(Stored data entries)
_ _ _ _

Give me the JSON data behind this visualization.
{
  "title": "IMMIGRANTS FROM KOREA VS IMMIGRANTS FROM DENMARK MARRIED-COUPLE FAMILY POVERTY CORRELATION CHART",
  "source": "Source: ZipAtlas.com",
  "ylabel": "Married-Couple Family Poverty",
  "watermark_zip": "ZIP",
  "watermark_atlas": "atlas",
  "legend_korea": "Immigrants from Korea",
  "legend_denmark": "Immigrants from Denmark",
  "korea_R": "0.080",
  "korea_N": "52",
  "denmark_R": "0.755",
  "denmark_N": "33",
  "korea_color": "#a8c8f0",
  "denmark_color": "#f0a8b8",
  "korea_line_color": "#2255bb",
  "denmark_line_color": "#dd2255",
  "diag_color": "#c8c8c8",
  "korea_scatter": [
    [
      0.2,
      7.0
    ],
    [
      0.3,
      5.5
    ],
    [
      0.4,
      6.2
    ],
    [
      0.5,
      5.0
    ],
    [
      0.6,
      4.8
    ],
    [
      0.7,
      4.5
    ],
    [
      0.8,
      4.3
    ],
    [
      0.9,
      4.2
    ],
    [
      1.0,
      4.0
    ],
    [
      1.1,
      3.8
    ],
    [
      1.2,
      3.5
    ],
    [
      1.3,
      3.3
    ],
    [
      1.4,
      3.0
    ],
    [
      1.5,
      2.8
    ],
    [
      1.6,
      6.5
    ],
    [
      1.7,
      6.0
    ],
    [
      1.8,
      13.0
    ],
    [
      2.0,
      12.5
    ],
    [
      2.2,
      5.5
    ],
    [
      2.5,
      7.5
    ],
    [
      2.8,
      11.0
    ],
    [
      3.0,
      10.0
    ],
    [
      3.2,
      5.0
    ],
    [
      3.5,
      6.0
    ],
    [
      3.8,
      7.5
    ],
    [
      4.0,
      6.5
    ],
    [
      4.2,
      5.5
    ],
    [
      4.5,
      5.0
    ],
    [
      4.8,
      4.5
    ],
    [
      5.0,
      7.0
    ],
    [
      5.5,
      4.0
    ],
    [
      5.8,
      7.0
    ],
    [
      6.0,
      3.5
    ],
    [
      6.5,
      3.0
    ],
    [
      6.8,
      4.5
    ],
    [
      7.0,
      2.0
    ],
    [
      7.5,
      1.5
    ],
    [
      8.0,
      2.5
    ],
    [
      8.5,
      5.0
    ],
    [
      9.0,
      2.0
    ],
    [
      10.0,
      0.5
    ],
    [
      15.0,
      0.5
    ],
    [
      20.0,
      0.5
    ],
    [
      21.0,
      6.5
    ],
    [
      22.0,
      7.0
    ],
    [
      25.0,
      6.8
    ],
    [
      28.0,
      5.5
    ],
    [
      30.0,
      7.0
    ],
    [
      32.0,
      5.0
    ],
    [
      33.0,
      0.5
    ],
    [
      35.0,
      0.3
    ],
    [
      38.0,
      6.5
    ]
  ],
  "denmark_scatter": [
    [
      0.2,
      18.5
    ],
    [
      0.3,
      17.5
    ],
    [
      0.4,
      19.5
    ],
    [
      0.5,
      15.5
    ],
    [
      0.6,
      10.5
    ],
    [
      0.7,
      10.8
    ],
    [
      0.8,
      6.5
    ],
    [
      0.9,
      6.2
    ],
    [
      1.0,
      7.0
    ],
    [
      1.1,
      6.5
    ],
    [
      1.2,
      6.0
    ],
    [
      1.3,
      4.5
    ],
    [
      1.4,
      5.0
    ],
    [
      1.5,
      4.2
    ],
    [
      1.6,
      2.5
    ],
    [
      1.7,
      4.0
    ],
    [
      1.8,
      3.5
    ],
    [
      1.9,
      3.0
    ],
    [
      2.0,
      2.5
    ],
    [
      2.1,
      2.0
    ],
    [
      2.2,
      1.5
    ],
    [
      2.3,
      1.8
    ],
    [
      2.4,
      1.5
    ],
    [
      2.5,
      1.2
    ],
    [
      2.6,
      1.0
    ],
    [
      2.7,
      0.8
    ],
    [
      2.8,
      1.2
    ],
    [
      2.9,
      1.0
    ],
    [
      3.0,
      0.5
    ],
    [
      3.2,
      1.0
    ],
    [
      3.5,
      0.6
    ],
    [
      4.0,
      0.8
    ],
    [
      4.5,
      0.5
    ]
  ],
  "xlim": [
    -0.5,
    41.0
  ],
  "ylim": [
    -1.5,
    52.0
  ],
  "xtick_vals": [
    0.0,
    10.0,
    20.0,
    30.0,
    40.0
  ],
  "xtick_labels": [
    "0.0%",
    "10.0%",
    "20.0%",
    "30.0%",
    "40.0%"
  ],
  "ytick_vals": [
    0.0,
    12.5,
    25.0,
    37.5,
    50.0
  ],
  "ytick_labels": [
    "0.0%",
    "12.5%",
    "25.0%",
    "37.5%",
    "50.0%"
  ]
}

_ _ _ _

The records above are to be copied in full, exactly as written.

Give me the JSON data behind this visualization.
{
  "title": "IMMIGRANTS FROM KOREA VS IMMIGRANTS FROM DENMARK MARRIED-COUPLE FAMILY POVERTY CORRELATION CHART",
  "source": "Source: ZipAtlas.com",
  "ylabel": "Married-Couple Family Poverty",
  "watermark_zip": "ZIP",
  "watermark_atlas": "atlas",
  "legend_korea": "Immigrants from Korea",
  "legend_denmark": "Immigrants from Denmark",
  "korea_R": "0.080",
  "korea_N": "52",
  "denmark_R": "0.755",
  "denmark_N": "33",
  "korea_color": "#a8c8f0",
  "denmark_color": "#f0a8b8",
  "korea_line_color": "#2255bb",
  "denmark_line_color": "#dd2255",
  "diag_color": "#c8c8c8",
  "korea_scatter": [
    [
      0.2,
      7.0
    ],
    [
      0.3,
      5.5
    ],
    [
      0.4,
      6.2
    ],
    [
      0.5,
      5.0
    ],
    [
      0.6,
      4.8
    ],
    [
      0.7,
      4.5
    ],
    [
      0.8,
      4.3
    ],
    [
      0.9,
      4.2
    ],
    [
      1.0,
      4.0
    ],
    [
      1.1,
      3.8
    ],
    [
      1.2,
      3.5
    ],
    [
      1.3,
      3.3
    ],
    [
      1.4,
      3.0
    ],
    [
      1.5,
      2.8
    ],
    [
      1.6,
      6.5
    ],
    [
      1.7,
      6.0
    ],
    [
      1.8,
      13.0
    ],
    [
      2.0,
      12.5
    ],
    [
      2.2,
      5.5
    ],
    [
      2.5,
      7.5
    ],
    [
      2.8,
      11.0
    ],
    [
      3.0,
      10.0
    ],
    [
      3.2,
      5.0
    ],
    [
      3.5,
      6.0
    ],
    [
      3.8,
      7.5
    ],
    [
      4.0,
      6.5
    ],
    [
      4.2,
      5.5
    ],
    [
      4.5,
      5.0
    ],
    [
      4.8,
      4.5
    ],
    [
      5.0,
      7.0
    ],
    [
      5.5,
      4.0
    ],
    [
      5.8,
      7.0
    ],
    [
      6.0,
      3.5
    ],
    [
      6.5,
      3.0
    ],
    [
      6.8,
      4.5
    ],
    [
      7.0,
      2.0
    ],
    [
      7.5,
      1.5
    ],
    [
      8.0,
      2.5
    ],
    [
      8.5,
      5.0
    ],
    [
      9.0,
      2.0
    ],
    [
      10.0,
      0.5
    ],
    [
      15.0,
      0.5
    ],
    [
      20.0,
      0.5
    ],
    [
      21.0,
      6.5
    ],
    [
      22.0,
      7.0
    ],
    [
      25.0,
      6.8
    ],
    [
      28.0,
      5.5
    ],
    [
      30.0,
      7.0
    ],
    [
      32.0,
      5.0
    ],
    [
      33.0,
      0.5
    ],
    [
      35.0,
      0.3
    ],
    [
      38.0,
      6.5
    ]
  ],
  "denmark_scatter": [
    [
      0.2,
      18.5
    ],
    [
      0.3,
      17.5
    ],
    [
      0.4,
      19.5
    ],
    [
      0.5,
      15.5
    ],
    [
      0.6,
      10.5
    ],
    [
      0.7,
      10.8
    ],
    [
      0.8,
      6.5
    ],
    [
      0.9,
      6.2
    ],
    [
      1.0,
      7.0
    ],
    [
      1.1,
      6.5
    ],
    [
      1.2,
      6.0
    ],
    [
      1.3,
      4.5
    ],
    [
      1.4,
      5.0
    ],
    [
      1.5,
      4.2
    ],
    [
      1.6,
      2.5
    ],
    [
      1.7,
      4.0
    ],
    [
      1.8,
      3.5
    ],
    [
      1.9,
      3.0
    ],
    [
      2.0,
      2.5
    ],
    [
      2.1,
      2.0
    ],
    [
      2.2,
      1.5
    ],
    [
      2.3,
      1.8
    ],
    [
      2.4,
      1.5
    ],
    [
      2.5,
      1.2
    ],
    [
      2.6,
      1.0
    ],
    [
      2.7,
      0.8
    ],
    [
      2.8,
      1.2
    ],
    [
      2.9,
      1.0
    ],
    [
      3.0,
      0.5
    ],
    [
      3.2,
      1.0
    ],
    [
      3.5,
      0.6
    ],
    [
      4.0,
      0.8
    ],
    [
      4.5,
      0.5
    ]
  ],
  "xlim": [
    -0.5,
    41.0
  ],
  "ylim": [
    -1.5,
    52.0
  ],
  "xtick_vals": [
    0.0,
    10.0,
    20.0,
    30.0,
    40.0
  ],
  "xtick_labels": [
    "0.0%",
    "10.0%",
    "20.0%",
    "30.0%",
    "40.0%"
  ],
  "ytick_vals": [
    0.0,
    12.5,
    25.0,
    37.5,
    50.0
  ],
  "ytick_labels": [
    "0.0%",
    "12.5%",
    "25.0%",
    "37.5%",
    "50.0%"
  ]
}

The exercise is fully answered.